Record list:

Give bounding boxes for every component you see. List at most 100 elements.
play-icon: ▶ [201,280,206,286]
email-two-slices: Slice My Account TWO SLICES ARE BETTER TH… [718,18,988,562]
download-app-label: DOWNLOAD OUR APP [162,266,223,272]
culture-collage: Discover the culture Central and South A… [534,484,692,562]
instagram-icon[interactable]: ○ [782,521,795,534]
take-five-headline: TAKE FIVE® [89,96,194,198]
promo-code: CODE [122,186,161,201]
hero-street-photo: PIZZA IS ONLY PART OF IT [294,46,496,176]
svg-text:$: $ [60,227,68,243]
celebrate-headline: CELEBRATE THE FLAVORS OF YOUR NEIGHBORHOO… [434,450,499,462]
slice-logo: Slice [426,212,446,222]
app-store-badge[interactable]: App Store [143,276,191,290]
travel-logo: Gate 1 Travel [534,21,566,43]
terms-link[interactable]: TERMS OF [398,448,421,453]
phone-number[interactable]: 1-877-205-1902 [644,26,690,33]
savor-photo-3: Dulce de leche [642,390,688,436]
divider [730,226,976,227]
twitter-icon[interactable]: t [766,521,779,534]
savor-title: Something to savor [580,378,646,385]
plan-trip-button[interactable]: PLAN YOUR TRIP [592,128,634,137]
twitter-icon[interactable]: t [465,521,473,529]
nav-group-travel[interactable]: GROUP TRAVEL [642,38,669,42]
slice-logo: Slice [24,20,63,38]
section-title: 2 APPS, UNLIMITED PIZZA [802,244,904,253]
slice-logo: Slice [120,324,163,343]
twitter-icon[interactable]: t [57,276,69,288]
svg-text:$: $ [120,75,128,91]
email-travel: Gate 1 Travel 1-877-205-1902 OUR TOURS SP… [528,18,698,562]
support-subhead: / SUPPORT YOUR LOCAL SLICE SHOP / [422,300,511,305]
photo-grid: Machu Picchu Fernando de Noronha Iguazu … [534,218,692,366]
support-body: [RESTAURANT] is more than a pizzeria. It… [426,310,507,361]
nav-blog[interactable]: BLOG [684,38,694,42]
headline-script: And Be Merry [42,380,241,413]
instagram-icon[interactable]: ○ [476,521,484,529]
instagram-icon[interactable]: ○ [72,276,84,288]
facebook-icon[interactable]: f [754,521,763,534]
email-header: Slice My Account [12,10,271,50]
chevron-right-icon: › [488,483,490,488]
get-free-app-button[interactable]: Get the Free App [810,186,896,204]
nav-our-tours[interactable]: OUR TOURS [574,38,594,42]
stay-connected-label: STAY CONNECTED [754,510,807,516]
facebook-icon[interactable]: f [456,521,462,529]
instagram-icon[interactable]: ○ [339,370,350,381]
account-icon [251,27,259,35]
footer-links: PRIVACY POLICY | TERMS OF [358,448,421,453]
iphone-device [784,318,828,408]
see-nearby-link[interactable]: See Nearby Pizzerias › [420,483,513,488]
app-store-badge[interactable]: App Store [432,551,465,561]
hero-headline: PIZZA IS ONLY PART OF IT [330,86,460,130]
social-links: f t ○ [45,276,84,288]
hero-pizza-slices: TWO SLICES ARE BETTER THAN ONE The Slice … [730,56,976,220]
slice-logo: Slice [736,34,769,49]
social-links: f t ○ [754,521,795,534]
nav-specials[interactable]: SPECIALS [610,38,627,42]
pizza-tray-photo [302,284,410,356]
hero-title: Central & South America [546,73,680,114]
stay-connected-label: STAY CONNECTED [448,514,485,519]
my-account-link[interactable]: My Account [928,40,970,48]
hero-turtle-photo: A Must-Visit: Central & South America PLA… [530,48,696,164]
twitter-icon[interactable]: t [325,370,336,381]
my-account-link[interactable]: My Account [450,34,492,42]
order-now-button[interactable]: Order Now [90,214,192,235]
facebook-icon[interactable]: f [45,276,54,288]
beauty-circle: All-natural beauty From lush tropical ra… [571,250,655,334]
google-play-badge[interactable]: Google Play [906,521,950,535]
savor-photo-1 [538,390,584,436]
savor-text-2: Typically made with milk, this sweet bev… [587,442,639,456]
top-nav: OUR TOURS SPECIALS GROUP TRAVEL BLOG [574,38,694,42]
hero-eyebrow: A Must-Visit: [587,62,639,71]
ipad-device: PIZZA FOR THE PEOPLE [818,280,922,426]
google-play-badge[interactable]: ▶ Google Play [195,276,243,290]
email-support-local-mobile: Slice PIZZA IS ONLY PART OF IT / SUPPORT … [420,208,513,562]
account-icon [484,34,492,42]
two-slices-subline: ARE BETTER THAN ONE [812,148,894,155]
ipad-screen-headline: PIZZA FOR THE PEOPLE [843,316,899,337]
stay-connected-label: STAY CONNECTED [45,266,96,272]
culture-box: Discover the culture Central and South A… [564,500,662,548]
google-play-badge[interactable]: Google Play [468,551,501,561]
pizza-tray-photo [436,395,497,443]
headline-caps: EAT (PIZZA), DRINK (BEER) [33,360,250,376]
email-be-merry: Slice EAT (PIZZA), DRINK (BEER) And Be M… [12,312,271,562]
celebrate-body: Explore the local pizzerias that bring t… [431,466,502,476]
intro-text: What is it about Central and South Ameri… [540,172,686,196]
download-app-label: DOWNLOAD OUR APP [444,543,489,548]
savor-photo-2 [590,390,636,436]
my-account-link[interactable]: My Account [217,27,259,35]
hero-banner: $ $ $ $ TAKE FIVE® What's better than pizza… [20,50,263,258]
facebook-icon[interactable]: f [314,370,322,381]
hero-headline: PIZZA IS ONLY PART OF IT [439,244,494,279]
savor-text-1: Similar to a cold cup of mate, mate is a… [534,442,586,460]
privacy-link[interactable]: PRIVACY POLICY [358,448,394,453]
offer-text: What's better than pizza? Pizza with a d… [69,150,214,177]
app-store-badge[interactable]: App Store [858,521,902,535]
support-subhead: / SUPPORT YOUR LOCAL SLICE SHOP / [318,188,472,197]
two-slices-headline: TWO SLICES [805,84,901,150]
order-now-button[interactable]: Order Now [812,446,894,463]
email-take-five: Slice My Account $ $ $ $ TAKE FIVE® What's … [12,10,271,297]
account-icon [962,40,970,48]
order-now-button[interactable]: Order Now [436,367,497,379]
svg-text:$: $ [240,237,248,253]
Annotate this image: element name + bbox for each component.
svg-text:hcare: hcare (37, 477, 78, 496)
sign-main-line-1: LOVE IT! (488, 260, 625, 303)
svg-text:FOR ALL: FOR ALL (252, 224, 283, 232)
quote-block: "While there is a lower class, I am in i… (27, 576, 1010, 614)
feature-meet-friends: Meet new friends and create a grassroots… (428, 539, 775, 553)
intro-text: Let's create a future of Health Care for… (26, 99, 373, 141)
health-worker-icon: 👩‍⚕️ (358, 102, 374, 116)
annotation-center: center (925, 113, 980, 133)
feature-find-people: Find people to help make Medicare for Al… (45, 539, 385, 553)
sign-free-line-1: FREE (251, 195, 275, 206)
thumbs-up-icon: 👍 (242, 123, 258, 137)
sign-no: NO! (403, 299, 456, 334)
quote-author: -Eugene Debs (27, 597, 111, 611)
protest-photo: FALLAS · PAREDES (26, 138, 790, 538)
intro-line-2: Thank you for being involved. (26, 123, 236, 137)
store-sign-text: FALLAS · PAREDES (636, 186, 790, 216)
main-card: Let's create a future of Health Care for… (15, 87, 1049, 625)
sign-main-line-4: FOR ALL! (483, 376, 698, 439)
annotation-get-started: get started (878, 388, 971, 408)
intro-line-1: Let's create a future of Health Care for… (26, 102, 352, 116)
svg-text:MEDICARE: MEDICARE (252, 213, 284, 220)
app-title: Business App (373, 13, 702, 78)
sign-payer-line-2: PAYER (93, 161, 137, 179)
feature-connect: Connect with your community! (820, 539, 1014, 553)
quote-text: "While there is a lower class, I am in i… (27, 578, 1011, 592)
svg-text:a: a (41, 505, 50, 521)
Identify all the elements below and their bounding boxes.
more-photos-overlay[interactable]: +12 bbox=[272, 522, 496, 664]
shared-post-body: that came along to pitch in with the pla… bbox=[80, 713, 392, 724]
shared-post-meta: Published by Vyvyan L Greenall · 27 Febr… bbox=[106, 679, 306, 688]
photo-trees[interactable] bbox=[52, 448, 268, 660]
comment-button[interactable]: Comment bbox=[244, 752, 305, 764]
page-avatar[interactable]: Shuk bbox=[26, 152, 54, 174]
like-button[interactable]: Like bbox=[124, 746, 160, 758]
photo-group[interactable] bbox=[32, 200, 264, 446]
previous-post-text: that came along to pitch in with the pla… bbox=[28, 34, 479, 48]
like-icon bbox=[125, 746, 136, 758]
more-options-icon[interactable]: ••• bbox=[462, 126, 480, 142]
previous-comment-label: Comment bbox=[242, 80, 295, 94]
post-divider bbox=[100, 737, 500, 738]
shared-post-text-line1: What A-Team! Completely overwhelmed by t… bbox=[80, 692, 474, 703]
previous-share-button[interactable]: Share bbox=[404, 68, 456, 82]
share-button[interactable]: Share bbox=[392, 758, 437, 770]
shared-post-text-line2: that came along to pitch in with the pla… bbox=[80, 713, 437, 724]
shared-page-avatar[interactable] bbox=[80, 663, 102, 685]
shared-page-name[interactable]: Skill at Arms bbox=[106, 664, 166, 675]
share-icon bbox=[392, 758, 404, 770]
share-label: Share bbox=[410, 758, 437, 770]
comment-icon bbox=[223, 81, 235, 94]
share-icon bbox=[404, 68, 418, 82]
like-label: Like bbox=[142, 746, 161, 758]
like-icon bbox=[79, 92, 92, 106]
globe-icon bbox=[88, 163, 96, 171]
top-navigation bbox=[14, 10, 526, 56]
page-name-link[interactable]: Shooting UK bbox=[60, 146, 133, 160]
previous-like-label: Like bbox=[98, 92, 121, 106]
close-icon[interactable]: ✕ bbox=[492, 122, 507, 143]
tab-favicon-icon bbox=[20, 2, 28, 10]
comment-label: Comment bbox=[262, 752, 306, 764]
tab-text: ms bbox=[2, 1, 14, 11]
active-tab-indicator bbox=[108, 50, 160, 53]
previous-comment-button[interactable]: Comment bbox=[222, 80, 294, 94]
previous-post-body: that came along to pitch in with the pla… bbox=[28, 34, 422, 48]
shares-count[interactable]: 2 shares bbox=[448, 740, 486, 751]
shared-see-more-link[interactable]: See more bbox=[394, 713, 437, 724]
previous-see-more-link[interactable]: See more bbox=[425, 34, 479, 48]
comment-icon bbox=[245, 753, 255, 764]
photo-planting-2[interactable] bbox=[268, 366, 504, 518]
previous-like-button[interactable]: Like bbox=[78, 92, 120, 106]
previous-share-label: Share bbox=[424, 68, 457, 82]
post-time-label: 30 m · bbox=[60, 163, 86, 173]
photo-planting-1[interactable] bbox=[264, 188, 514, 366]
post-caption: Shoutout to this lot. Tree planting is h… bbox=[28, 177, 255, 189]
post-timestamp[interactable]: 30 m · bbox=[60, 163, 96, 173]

What you need to do: Output the items from the first line through the line containing "svg-text:$: $ [60,227,68,243]" as a Markdown table. Use two columns, Number and Entry, giving each line a row number and skipping any blank lines.

Solution:
| Number | Entry |
|---|---|
| 1 | Give bounding boxes for every component you see. List at most 100 elements. |
| 2 | play-icon: ▶ [201,280,206,286] |
| 3 | email-two-slices: Slice My Account TWO SLICES ARE BETTER TH… [718,18,988,562] |
| 4 | download-app-label: DOWNLOAD OUR APP [162,266,223,272] |
| 5 | culture-collage: Discover the culture Central and South A… [534,484,692,562] |
| 6 | instagram-icon[interactable]: ○ [782,521,795,534] |
| 7 | take-five-headline: TAKE FIVE® [89,96,194,198] |
| 8 | promo-code: CODE [122,186,161,201] |
| 9 | hero-street-photo: PIZZA IS ONLY PART OF IT [294,46,496,176] |
| 10 | svg-text:$: $ [60,227,68,243] |